**Description of the task**
Keep only those lines of the records that include the string "Term".

-- START OF Supplied material --

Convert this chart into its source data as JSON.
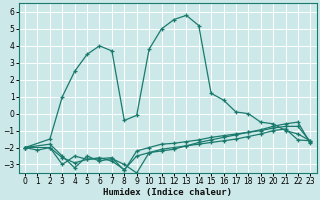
{
  "xlabel": "Humidex (Indice chaleur)",
  "bg_color": "#cce8e8",
  "line_color": "#1a7a6e",
  "grid_color": "#ffffff",
  "xlim": [
    -0.5,
    23.5
  ],
  "ylim": [
    -3.5,
    6.5
  ],
  "yticks": [
    -3,
    -2,
    -1,
    0,
    1,
    2,
    3,
    4,
    5,
    6
  ],
  "xticks": [
    0,
    1,
    2,
    3,
    4,
    5,
    6,
    7,
    8,
    9,
    10,
    11,
    12,
    13,
    14,
    15,
    16,
    17,
    18,
    19,
    20,
    21,
    22,
    23
  ],
  "series": [
    {
      "x": [
        0,
        2,
        3,
        4,
        5,
        6,
        7,
        8,
        9,
        10,
        11,
        12,
        13,
        14,
        15,
        16,
        17,
        18,
        19,
        20,
        21,
        22,
        23
      ],
      "y": [
        -2.0,
        -1.5,
        1.0,
        2.5,
        3.5,
        4.0,
        3.7,
        -0.4,
        -0.1,
        3.8,
        5.0,
        5.55,
        5.8,
        5.2,
        1.2,
        0.8,
        0.1,
        0.0,
        -0.5,
        -0.6,
        -1.0,
        -1.2,
        -1.6
      ]
    },
    {
      "x": [
        0,
        1,
        2,
        3,
        4,
        5,
        6,
        7,
        8,
        9,
        10,
        11,
        12,
        13,
        14,
        15,
        16,
        17,
        18,
        19,
        20,
        21,
        22,
        23
      ],
      "y": [
        -2.0,
        -2.15,
        -2.0,
        -3.0,
        -2.5,
        -2.7,
        -2.6,
        -2.8,
        -3.3,
        -2.5,
        -2.3,
        -2.2,
        -2.1,
        -1.9,
        -1.8,
        -1.7,
        -1.6,
        -1.5,
        -1.35,
        -1.2,
        -1.0,
        -0.9,
        -1.55,
        -1.6
      ]
    },
    {
      "x": [
        0,
        2,
        3,
        4,
        5,
        6,
        7,
        8,
        9,
        10,
        11,
        12,
        13,
        14,
        15,
        16,
        17,
        18,
        19,
        20,
        21,
        22,
        23
      ],
      "y": [
        -2.0,
        -2.0,
        -2.6,
        -2.9,
        -2.7,
        -2.65,
        -2.6,
        -3.35,
        -2.2,
        -2.0,
        -1.8,
        -1.75,
        -1.65,
        -1.55,
        -1.4,
        -1.3,
        -1.2,
        -1.1,
        -1.0,
        -0.85,
        -0.75,
        -0.75,
        -1.65
      ]
    },
    {
      "x": [
        0,
        2,
        3,
        4,
        5,
        6,
        7,
        8,
        9,
        10,
        11,
        12,
        13,
        14,
        15,
        16,
        17,
        18,
        19,
        20,
        21,
        22,
        23
      ],
      "y": [
        -2.0,
        -1.8,
        -2.5,
        -3.2,
        -2.5,
        -2.8,
        -2.65,
        -3.0,
        -3.5,
        -2.3,
        -2.1,
        -2.0,
        -1.9,
        -1.7,
        -1.55,
        -1.4,
        -1.25,
        -1.1,
        -0.95,
        -0.75,
        -0.6,
        -0.5,
        -1.75
      ]
    }
  ]
}
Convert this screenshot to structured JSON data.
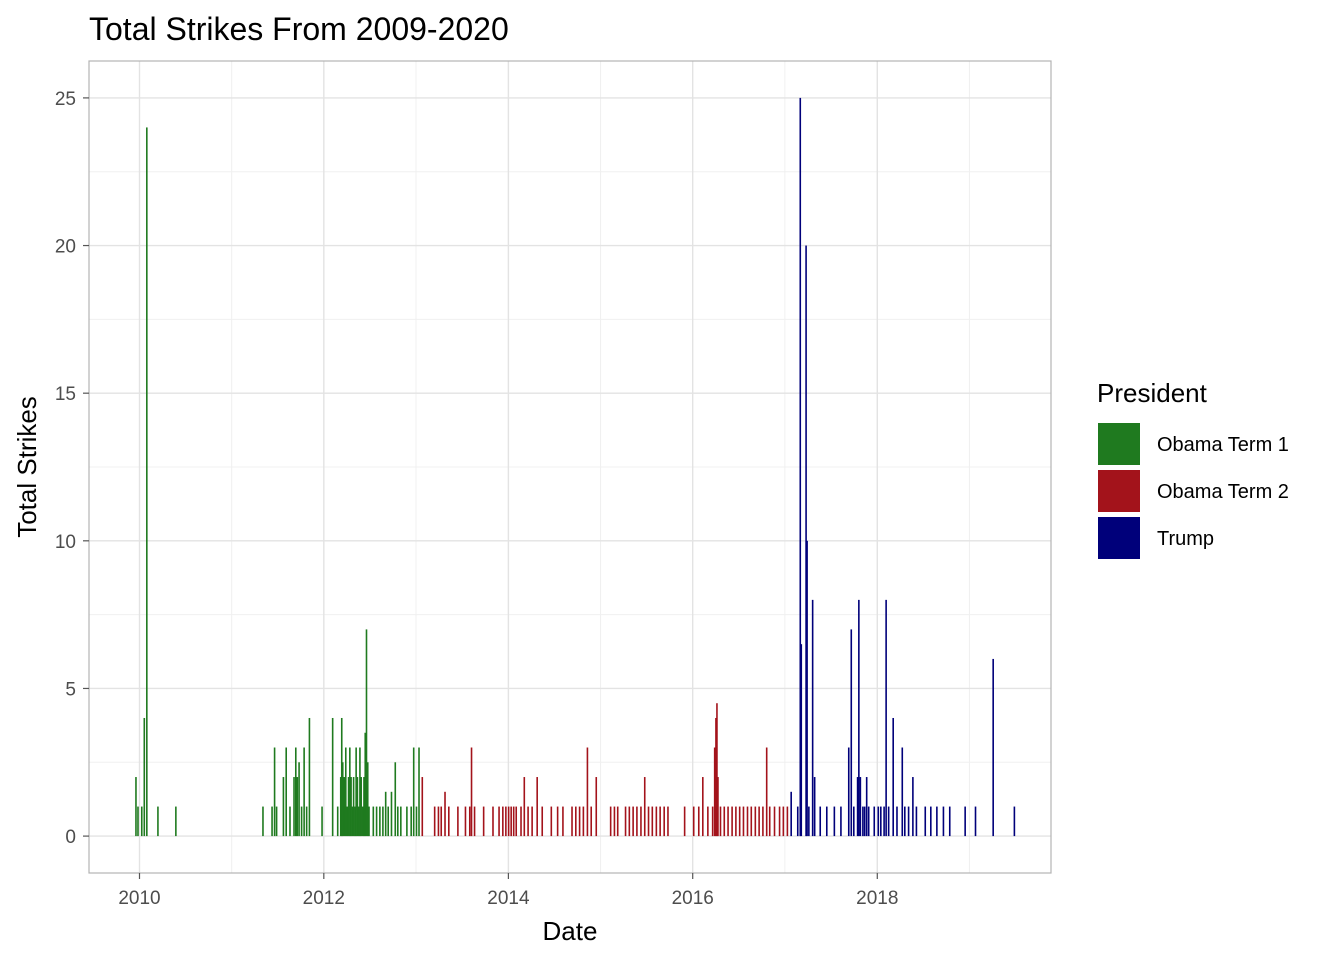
{
  "chart_data": {
    "type": "bar",
    "title": "Total Strikes From 2009-2020",
    "xlabel": "Date",
    "ylabel": "Total Strikes",
    "x_axis_type": "date",
    "xlim": [
      "2009-06-15",
      "2019-11-20"
    ],
    "ylim": [
      -1.25,
      26.25
    ],
    "x_ticks": [
      {
        "date": "2010-01-01",
        "label": "2010"
      },
      {
        "date": "2012-01-01",
        "label": "2012"
      },
      {
        "date": "2014-01-01",
        "label": "2014"
      },
      {
        "date": "2016-01-01",
        "label": "2016"
      },
      {
        "date": "2018-01-01",
        "label": "2018"
      }
    ],
    "y_ticks": [
      0,
      5,
      10,
      15,
      20,
      25
    ],
    "grid": true,
    "legend": {
      "title": "President",
      "position": "right",
      "entries": [
        {
          "name": "Obama Term 1",
          "color": "#1F7A1F"
        },
        {
          "name": "Obama Term 2",
          "color": "#A3131B"
        },
        {
          "name": "Trump",
          "color": "#00007A"
        }
      ]
    },
    "series": [
      {
        "name": "Obama Term 1",
        "color": "#1F7A1F",
        "points": [
          [
            "2009-12-18",
            2
          ],
          [
            "2009-12-26",
            1
          ],
          [
            "2010-01-10",
            1
          ],
          [
            "2010-01-20",
            4
          ],
          [
            "2010-01-30",
            24
          ],
          [
            "2010-03-15",
            1
          ],
          [
            "2010-05-25",
            1
          ],
          [
            "2011-05-05",
            1
          ],
          [
            "2011-06-10",
            1
          ],
          [
            "2011-06-20",
            3
          ],
          [
            "2011-06-28",
            1
          ],
          [
            "2011-07-25",
            2
          ],
          [
            "2011-08-05",
            3
          ],
          [
            "2011-08-20",
            1
          ],
          [
            "2011-09-05",
            2
          ],
          [
            "2011-09-12",
            3
          ],
          [
            "2011-09-18",
            2
          ],
          [
            "2011-09-25",
            2.5
          ],
          [
            "2011-10-05",
            1
          ],
          [
            "2011-10-15",
            3
          ],
          [
            "2011-10-25",
            1
          ],
          [
            "2011-11-05",
            4
          ],
          [
            "2011-12-25",
            1
          ],
          [
            "2012-02-05",
            4
          ],
          [
            "2012-02-25",
            1
          ],
          [
            "2012-03-08",
            2
          ],
          [
            "2012-03-12",
            4
          ],
          [
            "2012-03-16",
            2.5
          ],
          [
            "2012-03-22",
            2
          ],
          [
            "2012-03-28",
            3
          ],
          [
            "2012-04-03",
            1
          ],
          [
            "2012-04-08",
            2
          ],
          [
            "2012-04-13",
            3
          ],
          [
            "2012-04-18",
            2
          ],
          [
            "2012-04-23",
            1
          ],
          [
            "2012-04-28",
            2
          ],
          [
            "2012-05-03",
            1
          ],
          [
            "2012-05-08",
            3
          ],
          [
            "2012-05-13",
            2
          ],
          [
            "2012-05-18",
            1
          ],
          [
            "2012-05-23",
            3
          ],
          [
            "2012-05-28",
            2
          ],
          [
            "2012-06-03",
            1
          ],
          [
            "2012-06-08",
            2
          ],
          [
            "2012-06-13",
            3.5
          ],
          [
            "2012-06-18",
            7
          ],
          [
            "2012-06-23",
            2.5
          ],
          [
            "2012-06-28",
            1
          ],
          [
            "2012-07-15",
            1
          ],
          [
            "2012-07-28",
            1
          ],
          [
            "2012-08-10",
            1
          ],
          [
            "2012-08-22",
            1
          ],
          [
            "2012-09-02",
            1.5
          ],
          [
            "2012-09-12",
            1
          ],
          [
            "2012-09-25",
            1.5
          ],
          [
            "2012-10-10",
            2.5
          ],
          [
            "2012-10-20",
            1
          ],
          [
            "2012-11-01",
            1
          ],
          [
            "2012-11-25",
            1
          ],
          [
            "2012-12-12",
            1
          ],
          [
            "2012-12-22",
            3
          ],
          [
            "2013-01-02",
            1
          ],
          [
            "2013-01-12",
            3
          ]
        ]
      },
      {
        "name": "Obama Term 2",
        "color": "#A3131B",
        "points": [
          [
            "2013-01-25",
            2
          ],
          [
            "2013-03-15",
            1
          ],
          [
            "2013-03-30",
            1
          ],
          [
            "2013-04-10",
            1
          ],
          [
            "2013-04-25",
            1.5
          ],
          [
            "2013-05-10",
            1
          ],
          [
            "2013-06-15",
            1
          ],
          [
            "2013-07-15",
            1
          ],
          [
            "2013-08-01",
            1
          ],
          [
            "2013-08-08",
            3
          ],
          [
            "2013-08-20",
            1
          ],
          [
            "2013-09-25",
            1
          ],
          [
            "2013-11-01",
            1
          ],
          [
            "2013-11-25",
            1
          ],
          [
            "2013-12-10",
            1
          ],
          [
            "2013-12-22",
            1
          ],
          [
            "2014-01-02",
            1
          ],
          [
            "2014-01-12",
            1
          ],
          [
            "2014-01-22",
            1
          ],
          [
            "2014-02-01",
            1
          ],
          [
            "2014-02-20",
            1
          ],
          [
            "2014-03-05",
            2
          ],
          [
            "2014-03-20",
            1
          ],
          [
            "2014-04-05",
            1
          ],
          [
            "2014-04-25",
            2
          ],
          [
            "2014-05-15",
            1
          ],
          [
            "2014-06-20",
            1
          ],
          [
            "2014-07-15",
            1
          ],
          [
            "2014-08-05",
            1
          ],
          [
            "2014-09-10",
            1
          ],
          [
            "2014-09-25",
            1
          ],
          [
            "2014-10-10",
            1
          ],
          [
            "2014-10-25",
            1
          ],
          [
            "2014-11-10",
            3
          ],
          [
            "2014-11-25",
            1
          ],
          [
            "2014-12-15",
            2
          ],
          [
            "2015-02-10",
            1
          ],
          [
            "2015-02-25",
            1
          ],
          [
            "2015-03-10",
            1
          ],
          [
            "2015-04-10",
            1
          ],
          [
            "2015-04-25",
            1
          ],
          [
            "2015-05-10",
            1
          ],
          [
            "2015-05-25",
            1
          ],
          [
            "2015-06-10",
            1
          ],
          [
            "2015-06-25",
            2
          ],
          [
            "2015-07-10",
            1
          ],
          [
            "2015-07-25",
            1
          ],
          [
            "2015-08-10",
            1
          ],
          [
            "2015-08-25",
            1
          ],
          [
            "2015-09-10",
            1
          ],
          [
            "2015-09-25",
            1
          ],
          [
            "2015-11-30",
            1
          ],
          [
            "2016-01-05",
            1
          ],
          [
            "2016-01-25",
            1
          ],
          [
            "2016-02-10",
            2
          ],
          [
            "2016-03-01",
            1
          ],
          [
            "2016-03-20",
            1
          ],
          [
            "2016-03-28",
            3
          ],
          [
            "2016-04-02",
            4
          ],
          [
            "2016-04-06",
            4.5
          ],
          [
            "2016-04-10",
            2
          ],
          [
            "2016-04-20",
            1
          ],
          [
            "2016-05-05",
            1
          ],
          [
            "2016-05-20",
            1
          ],
          [
            "2016-06-05",
            1
          ],
          [
            "2016-06-20",
            1
          ],
          [
            "2016-07-05",
            1
          ],
          [
            "2016-07-20",
            1
          ],
          [
            "2016-08-05",
            1
          ],
          [
            "2016-08-20",
            1
          ],
          [
            "2016-09-05",
            1
          ],
          [
            "2016-09-20",
            1
          ],
          [
            "2016-10-05",
            1
          ],
          [
            "2016-10-20",
            3
          ],
          [
            "2016-11-01",
            1
          ],
          [
            "2016-11-20",
            1
          ],
          [
            "2016-12-10",
            1
          ],
          [
            "2016-12-25",
            1
          ],
          [
            "2017-01-10",
            1
          ]
        ]
      },
      {
        "name": "Trump",
        "color": "#00007A",
        "points": [
          [
            "2017-01-25",
            1.5
          ],
          [
            "2017-02-20",
            1
          ],
          [
            "2017-03-02",
            25
          ],
          [
            "2017-03-06",
            6.5
          ],
          [
            "2017-03-25",
            20
          ],
          [
            "2017-03-29",
            10
          ],
          [
            "2017-04-05",
            1
          ],
          [
            "2017-04-20",
            8
          ],
          [
            "2017-04-28",
            2
          ],
          [
            "2017-05-20",
            1
          ],
          [
            "2017-06-15",
            1
          ],
          [
            "2017-07-15",
            1
          ],
          [
            "2017-08-10",
            1
          ],
          [
            "2017-09-10",
            3
          ],
          [
            "2017-09-20",
            7
          ],
          [
            "2017-09-30",
            1
          ],
          [
            "2017-10-15",
            2
          ],
          [
            "2017-10-20",
            8
          ],
          [
            "2017-10-26",
            2
          ],
          [
            "2017-11-05",
            1
          ],
          [
            "2017-11-12",
            1
          ],
          [
            "2017-11-20",
            2
          ],
          [
            "2017-11-28",
            1
          ],
          [
            "2017-12-20",
            1
          ],
          [
            "2018-01-05",
            1
          ],
          [
            "2018-01-15",
            1
          ],
          [
            "2018-01-28",
            1
          ],
          [
            "2018-02-05",
            8
          ],
          [
            "2018-02-15",
            1
          ],
          [
            "2018-03-05",
            4
          ],
          [
            "2018-03-20",
            1
          ],
          [
            "2018-04-10",
            3
          ],
          [
            "2018-04-20",
            1
          ],
          [
            "2018-05-05",
            1
          ],
          [
            "2018-05-22",
            2
          ],
          [
            "2018-06-05",
            1
          ],
          [
            "2018-07-10",
            1
          ],
          [
            "2018-08-01",
            1
          ],
          [
            "2018-08-25",
            1
          ],
          [
            "2018-09-20",
            1
          ],
          [
            "2018-10-15",
            1
          ],
          [
            "2018-12-15",
            1
          ],
          [
            "2019-01-25",
            1
          ],
          [
            "2019-04-05",
            6
          ],
          [
            "2019-06-28",
            1
          ]
        ]
      }
    ]
  }
}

-- END OF Supplied material --

**Correct response**
          "name": "Obama Term 1",
          "name": "Obama Term 2",
        "name": "Obama Term 1",
        "name": "Obama Term 2",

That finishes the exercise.